* [Page text]

┏━━

A project of the Luxembourg Income Study available to all visitors to our website

Introduction

The Luxembourg Income Study (LIS) provides two distinct sets of Key Figures based on the microdata included in the LIS databases. Generated by the LIS staff, these are national-level weighted indicators for specific population groups.

The LIS Inequality and Poverty Key Figures

For several years, LIS has provided national-level inequality and poverty indicators. These include a variety of inequality measures (Gini coefficients, Atkinson coefficients and percentile ratios), relative poverty rates for various demographic groups, and equivalized median and mean disposable household income. These Key Figures are constructed for all datasets included in the LIS database.

The LIS Gender Key Figures

As of 2009, LIS also provides a set of national-level indicators that highlight women’s economic outcomes and gender inequality in poverty and employment. Currently, these Key Figures exist only for LIS Wave V.

┗━━

* [Supplied records]
┏━━

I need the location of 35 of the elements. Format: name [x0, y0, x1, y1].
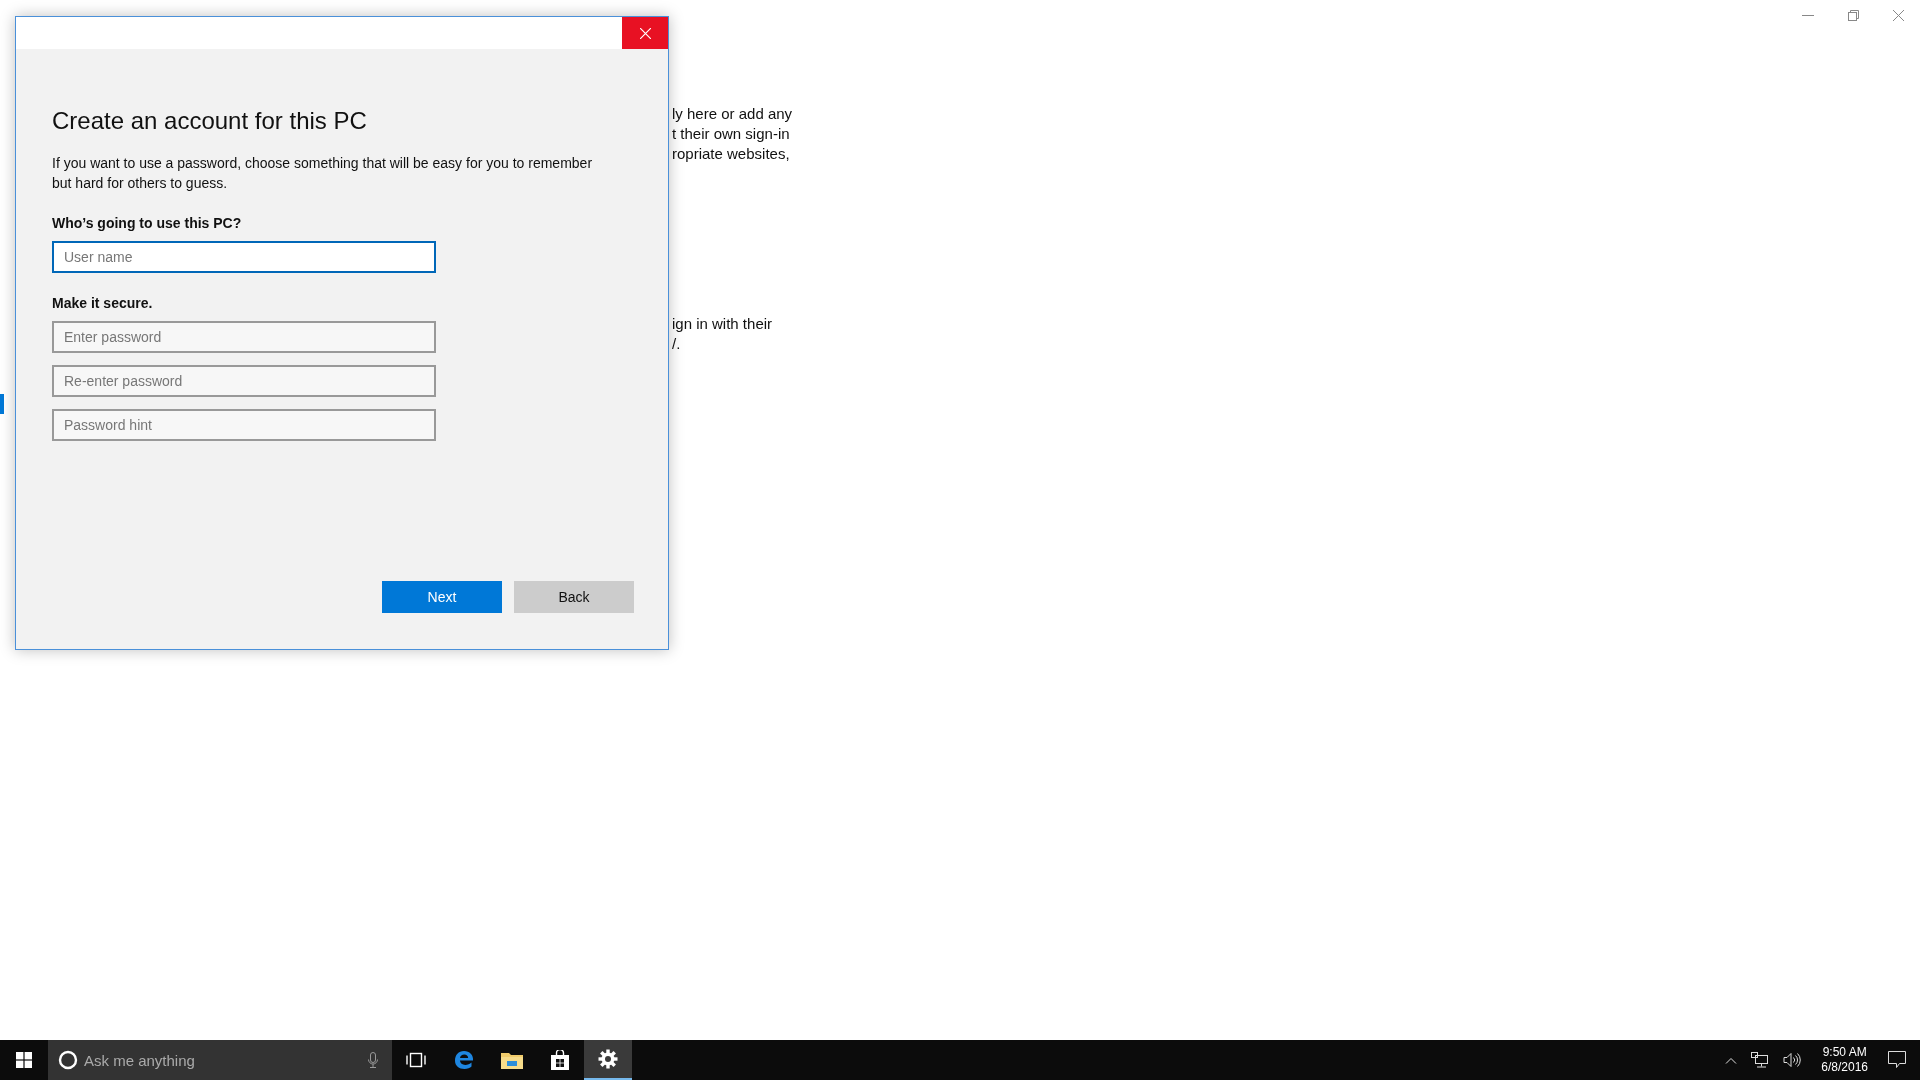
selection-indicator [0, 394, 4, 414]
clock-date: 6/8/2016 [1821, 1060, 1868, 1075]
circle-icon [58, 1050, 78, 1070]
field-label: Who’s going to use this PC? [52, 215, 243, 231]
clock-time: 9:50 AM [1822, 1045, 1867, 1060]
folder-icon[interactable] [501, 1051, 523, 1069]
windows-logo-icon [16, 1052, 32, 1068]
browser-icon[interactable] [454, 1050, 474, 1070]
field-label: Make it secure. [52, 295, 154, 311]
shopping-bag-icon[interactable] [551, 1050, 569, 1070]
next-button[interactable]: Next [382, 581, 502, 613]
restore-icon[interactable] [1848, 10, 1859, 21]
dialog-title: Create an account for this PC [52, 107, 368, 135]
body-text: /. [672, 334, 682, 354]
search-field[interactable]: Ask me anything [48, 1040, 392, 1080]
body-text: t their own sign-in [672, 124, 791, 144]
close-icon [639, 27, 651, 39]
body-text: ign in with their [672, 314, 774, 334]
body-text: ly here or add any [672, 104, 793, 124]
task-view-icon[interactable] [406, 1052, 426, 1068]
input-field[interactable]: User name [52, 241, 436, 273]
notification-icon[interactable] [1888, 1051, 1906, 1069]
chevron-up-icon[interactable] [1725, 1056, 1738, 1064]
close-icon[interactable] [1893, 10, 1904, 21]
input-field[interactable]: Enter password [52, 321, 436, 353]
input-field[interactable]: Password hint [52, 409, 436, 441]
body-text: ropriate websites, [672, 144, 791, 164]
settings-icon[interactable] [598, 1049, 618, 1069]
minimize-icon[interactable] [1802, 14, 1814, 17]
back-button[interactable]: Back [514, 581, 634, 613]
network-icon[interactable] [1751, 1052, 1770, 1068]
microphone-icon[interactable] [368, 1052, 378, 1068]
speaker-icon[interactable] [1783, 1052, 1802, 1068]
input-field[interactable]: Re-enter password [52, 365, 436, 397]
dialog-description: If you want to use a password, choose something that will be easy for you to remember but hard for others to guess. [52, 154, 594, 193]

┗━━

* [What to work on]
[1] According to the LIS Key Figures page, for which LIS wave do the Gender Key Figures currently exist?
[2] List the inequality measures that the LIS Key Figures page names in its parentheses.
The rows are separate material and are not part of the LIS Key Figures page.

* [Responses to the tasks]
[1] LIS Wave V

[2] Gini coefficients, Atkinson coefficients, percentile ratios